Excerpted records:
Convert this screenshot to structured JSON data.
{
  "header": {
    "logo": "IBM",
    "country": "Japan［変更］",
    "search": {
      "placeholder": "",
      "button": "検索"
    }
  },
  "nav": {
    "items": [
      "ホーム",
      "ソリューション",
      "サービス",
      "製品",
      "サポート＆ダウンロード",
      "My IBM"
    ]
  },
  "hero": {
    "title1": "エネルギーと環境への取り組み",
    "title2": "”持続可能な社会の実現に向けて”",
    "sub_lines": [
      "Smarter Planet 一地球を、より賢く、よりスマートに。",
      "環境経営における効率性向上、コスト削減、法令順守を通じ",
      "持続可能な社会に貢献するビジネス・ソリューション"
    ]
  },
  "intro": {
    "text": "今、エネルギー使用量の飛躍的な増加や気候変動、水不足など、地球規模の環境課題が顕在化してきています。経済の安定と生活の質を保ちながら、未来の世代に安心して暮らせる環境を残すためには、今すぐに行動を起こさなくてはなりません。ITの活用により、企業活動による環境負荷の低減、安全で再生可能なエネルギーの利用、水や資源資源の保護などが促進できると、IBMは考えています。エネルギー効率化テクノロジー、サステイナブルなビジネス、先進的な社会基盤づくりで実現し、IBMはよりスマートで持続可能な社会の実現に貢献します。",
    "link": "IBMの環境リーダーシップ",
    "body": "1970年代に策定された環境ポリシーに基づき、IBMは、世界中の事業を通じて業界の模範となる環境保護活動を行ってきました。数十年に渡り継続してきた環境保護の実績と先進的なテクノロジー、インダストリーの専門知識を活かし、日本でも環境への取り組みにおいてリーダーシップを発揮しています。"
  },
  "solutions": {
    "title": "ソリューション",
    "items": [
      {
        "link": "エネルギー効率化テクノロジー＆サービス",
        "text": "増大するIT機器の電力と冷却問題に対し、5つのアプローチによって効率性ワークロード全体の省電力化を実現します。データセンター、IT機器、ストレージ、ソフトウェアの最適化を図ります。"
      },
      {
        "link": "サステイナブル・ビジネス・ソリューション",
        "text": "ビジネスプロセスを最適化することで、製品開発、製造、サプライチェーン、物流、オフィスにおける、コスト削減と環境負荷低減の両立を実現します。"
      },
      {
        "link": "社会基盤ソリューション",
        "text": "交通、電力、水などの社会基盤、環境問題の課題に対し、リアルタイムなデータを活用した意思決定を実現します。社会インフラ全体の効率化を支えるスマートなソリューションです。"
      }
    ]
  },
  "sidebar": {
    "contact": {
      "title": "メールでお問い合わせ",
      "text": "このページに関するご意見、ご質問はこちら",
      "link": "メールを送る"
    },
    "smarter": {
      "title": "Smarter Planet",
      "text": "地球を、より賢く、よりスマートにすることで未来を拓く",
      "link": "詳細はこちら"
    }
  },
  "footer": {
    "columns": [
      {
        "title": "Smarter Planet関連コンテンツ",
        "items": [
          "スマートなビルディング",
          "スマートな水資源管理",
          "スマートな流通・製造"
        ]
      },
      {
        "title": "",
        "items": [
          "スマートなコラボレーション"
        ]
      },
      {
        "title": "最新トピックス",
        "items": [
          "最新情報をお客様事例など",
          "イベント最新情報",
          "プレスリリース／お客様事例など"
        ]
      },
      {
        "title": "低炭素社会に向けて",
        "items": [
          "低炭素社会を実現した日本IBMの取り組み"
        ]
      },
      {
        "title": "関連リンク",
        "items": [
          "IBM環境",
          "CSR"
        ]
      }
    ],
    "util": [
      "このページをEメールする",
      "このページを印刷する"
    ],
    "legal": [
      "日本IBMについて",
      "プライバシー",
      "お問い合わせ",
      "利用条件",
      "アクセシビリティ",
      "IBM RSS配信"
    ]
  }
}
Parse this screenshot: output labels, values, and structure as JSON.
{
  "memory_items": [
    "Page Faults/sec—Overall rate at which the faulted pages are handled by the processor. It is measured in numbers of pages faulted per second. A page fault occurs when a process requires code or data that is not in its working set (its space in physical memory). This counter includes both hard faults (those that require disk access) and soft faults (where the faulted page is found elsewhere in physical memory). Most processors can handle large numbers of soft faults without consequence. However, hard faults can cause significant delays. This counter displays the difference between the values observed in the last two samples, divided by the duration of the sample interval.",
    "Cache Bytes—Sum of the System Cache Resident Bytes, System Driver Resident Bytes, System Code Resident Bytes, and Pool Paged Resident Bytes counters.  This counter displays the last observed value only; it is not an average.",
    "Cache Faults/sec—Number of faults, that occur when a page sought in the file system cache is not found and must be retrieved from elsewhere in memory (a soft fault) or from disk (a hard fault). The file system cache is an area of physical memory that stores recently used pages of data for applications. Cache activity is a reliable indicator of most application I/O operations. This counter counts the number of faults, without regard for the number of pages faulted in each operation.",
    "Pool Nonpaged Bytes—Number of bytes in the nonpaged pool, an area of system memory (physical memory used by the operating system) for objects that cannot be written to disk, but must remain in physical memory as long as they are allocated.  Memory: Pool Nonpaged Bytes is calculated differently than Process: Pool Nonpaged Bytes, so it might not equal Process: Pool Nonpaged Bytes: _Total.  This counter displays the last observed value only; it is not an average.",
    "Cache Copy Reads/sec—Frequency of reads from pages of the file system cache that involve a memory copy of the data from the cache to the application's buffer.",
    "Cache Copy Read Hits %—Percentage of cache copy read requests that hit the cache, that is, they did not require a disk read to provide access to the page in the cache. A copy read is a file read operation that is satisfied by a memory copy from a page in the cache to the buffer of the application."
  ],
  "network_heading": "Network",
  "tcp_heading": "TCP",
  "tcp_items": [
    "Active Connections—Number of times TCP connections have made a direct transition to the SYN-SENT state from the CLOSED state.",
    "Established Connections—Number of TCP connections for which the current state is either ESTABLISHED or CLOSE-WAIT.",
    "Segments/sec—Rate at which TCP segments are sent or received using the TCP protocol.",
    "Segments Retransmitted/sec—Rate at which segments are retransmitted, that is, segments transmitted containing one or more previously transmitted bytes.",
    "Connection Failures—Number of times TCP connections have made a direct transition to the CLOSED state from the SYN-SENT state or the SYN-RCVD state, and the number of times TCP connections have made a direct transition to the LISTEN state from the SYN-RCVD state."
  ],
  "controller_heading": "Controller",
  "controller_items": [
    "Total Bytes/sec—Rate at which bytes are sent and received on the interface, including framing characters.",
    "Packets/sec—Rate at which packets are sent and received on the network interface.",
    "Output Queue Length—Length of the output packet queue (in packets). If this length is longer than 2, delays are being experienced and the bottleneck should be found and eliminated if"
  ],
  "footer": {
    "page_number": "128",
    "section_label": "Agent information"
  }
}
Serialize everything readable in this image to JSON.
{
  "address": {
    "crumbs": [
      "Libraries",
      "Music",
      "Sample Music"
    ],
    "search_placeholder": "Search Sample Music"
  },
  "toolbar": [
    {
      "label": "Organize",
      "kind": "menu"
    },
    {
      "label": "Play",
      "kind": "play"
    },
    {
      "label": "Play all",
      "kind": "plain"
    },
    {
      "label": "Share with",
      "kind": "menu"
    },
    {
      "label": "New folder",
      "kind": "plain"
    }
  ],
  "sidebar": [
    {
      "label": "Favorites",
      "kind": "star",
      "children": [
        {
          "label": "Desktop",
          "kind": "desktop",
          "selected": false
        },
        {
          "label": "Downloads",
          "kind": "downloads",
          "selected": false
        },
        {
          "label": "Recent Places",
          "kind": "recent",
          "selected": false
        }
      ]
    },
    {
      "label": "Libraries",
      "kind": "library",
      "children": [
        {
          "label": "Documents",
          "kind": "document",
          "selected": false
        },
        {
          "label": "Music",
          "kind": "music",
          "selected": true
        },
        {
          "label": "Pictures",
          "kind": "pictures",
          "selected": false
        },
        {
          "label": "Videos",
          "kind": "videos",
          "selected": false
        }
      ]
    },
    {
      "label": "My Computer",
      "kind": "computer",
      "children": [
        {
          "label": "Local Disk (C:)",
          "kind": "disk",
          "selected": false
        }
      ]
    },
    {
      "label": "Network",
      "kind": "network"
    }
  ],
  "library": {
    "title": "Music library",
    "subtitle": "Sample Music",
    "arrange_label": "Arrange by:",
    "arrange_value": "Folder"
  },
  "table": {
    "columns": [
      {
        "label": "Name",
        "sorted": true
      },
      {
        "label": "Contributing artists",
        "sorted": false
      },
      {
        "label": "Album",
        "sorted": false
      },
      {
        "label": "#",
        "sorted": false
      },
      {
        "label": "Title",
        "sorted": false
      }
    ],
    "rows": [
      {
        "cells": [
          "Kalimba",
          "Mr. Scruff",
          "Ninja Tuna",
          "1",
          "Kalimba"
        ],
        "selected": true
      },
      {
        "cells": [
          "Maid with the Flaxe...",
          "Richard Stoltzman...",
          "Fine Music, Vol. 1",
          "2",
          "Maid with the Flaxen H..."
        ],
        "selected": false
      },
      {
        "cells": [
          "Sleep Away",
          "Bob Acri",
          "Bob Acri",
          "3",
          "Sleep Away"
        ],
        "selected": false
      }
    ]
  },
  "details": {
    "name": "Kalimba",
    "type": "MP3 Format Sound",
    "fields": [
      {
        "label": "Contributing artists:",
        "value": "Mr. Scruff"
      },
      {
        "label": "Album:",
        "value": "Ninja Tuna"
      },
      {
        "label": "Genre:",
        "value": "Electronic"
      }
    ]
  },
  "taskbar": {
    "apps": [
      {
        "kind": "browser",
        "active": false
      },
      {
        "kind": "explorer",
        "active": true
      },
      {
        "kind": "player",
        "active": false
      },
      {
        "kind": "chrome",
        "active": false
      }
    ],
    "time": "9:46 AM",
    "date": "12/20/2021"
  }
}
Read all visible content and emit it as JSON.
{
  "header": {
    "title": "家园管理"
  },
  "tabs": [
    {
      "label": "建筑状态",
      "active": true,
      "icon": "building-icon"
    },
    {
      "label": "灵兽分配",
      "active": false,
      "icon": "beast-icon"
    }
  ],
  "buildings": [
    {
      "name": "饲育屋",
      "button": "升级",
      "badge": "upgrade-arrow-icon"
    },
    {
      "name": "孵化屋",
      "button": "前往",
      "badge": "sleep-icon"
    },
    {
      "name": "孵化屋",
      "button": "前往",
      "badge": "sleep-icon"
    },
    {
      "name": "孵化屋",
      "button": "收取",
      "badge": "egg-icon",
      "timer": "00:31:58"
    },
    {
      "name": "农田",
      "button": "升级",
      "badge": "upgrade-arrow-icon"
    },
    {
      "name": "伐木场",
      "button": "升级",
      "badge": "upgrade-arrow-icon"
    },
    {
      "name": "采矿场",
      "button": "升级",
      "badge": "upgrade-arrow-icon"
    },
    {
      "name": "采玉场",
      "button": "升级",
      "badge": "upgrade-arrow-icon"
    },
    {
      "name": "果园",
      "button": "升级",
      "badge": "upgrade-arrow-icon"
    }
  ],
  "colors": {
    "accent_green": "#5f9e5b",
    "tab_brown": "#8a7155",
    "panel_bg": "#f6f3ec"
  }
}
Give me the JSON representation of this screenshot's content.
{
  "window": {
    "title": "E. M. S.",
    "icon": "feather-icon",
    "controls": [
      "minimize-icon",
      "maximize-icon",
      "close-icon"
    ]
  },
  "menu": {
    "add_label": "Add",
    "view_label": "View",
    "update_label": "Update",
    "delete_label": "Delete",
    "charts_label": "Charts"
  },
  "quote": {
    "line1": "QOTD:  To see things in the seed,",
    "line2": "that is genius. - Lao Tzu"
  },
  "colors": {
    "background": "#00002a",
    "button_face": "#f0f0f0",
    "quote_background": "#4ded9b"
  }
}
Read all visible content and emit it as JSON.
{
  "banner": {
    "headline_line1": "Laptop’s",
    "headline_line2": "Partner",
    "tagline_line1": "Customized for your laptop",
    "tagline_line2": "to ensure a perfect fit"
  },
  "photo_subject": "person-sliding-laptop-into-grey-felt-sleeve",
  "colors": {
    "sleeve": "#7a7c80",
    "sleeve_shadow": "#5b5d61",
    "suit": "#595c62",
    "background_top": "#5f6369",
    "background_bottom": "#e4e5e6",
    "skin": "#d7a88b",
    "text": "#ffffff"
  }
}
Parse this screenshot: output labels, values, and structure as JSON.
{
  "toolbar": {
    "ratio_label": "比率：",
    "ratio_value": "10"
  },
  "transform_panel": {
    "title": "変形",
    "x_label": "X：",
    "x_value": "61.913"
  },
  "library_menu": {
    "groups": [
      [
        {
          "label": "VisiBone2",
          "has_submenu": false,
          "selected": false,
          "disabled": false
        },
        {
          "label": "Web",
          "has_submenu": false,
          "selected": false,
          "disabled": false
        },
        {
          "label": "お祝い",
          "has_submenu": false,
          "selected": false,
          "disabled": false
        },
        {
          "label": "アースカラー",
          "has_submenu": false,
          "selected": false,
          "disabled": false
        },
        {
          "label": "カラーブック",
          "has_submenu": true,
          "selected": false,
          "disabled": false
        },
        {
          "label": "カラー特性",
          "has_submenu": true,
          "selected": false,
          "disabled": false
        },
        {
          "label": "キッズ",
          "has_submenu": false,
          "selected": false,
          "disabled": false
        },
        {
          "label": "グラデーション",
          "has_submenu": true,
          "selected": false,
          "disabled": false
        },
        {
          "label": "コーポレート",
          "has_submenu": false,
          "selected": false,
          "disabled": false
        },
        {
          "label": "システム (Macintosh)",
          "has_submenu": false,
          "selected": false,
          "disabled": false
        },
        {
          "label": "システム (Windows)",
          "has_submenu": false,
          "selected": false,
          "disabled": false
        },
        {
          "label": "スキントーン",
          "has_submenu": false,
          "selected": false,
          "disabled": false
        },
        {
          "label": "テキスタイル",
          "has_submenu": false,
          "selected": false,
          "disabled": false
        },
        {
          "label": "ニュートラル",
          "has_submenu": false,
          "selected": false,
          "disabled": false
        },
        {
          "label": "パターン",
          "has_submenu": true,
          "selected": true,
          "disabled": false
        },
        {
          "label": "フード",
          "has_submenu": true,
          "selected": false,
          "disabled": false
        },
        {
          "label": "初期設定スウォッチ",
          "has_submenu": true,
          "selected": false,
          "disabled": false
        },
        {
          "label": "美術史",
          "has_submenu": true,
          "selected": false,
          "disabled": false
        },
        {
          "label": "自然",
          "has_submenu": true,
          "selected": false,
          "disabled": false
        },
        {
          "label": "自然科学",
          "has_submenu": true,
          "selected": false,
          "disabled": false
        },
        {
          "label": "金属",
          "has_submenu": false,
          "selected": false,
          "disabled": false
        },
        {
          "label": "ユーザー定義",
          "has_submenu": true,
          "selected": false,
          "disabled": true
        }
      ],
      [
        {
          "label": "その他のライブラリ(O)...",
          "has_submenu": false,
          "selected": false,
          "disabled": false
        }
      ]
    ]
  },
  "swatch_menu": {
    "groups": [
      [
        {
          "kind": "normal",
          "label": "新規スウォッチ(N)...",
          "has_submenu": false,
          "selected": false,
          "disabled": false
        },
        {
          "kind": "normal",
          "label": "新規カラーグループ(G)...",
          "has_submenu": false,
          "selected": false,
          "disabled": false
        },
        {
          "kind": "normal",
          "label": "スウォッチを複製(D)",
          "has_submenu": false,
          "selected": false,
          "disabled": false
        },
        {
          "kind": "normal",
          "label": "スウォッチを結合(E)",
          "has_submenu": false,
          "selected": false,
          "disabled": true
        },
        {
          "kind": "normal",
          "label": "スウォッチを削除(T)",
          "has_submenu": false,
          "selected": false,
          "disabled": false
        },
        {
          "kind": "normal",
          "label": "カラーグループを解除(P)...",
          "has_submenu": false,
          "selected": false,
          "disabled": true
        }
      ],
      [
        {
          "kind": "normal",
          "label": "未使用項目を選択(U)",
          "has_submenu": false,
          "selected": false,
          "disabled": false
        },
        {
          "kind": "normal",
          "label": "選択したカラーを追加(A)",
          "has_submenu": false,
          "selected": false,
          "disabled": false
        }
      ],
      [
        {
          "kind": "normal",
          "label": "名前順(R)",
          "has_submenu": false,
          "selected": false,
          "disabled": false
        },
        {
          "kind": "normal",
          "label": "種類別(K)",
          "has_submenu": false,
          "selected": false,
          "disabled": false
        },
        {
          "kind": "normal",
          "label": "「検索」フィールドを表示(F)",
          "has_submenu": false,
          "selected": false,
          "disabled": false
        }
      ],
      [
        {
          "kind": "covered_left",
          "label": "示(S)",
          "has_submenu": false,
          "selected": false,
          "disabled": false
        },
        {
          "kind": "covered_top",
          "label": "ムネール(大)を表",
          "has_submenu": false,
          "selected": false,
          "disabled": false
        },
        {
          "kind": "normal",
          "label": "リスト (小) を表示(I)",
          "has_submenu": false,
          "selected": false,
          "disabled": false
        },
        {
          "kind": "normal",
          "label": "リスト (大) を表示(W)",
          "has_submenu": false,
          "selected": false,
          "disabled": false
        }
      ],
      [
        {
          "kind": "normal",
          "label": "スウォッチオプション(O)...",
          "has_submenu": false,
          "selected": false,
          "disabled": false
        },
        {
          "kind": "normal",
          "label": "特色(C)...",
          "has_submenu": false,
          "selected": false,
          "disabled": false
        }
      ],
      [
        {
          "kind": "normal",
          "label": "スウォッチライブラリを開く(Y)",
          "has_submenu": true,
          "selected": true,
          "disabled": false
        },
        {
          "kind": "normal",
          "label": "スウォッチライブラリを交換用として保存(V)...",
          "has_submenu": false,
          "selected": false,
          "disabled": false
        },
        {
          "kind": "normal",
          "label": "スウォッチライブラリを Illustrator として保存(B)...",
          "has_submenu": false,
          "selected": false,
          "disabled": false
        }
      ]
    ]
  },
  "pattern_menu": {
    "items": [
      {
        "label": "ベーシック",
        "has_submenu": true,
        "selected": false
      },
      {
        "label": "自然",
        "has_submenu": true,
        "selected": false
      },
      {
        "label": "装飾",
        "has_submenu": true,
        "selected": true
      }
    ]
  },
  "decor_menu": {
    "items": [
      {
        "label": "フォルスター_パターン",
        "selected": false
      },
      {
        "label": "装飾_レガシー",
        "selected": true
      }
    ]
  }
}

Goal: Find every line in the records that has the string "screenshot", then state how many there are and nothing else.

Result for this task: 4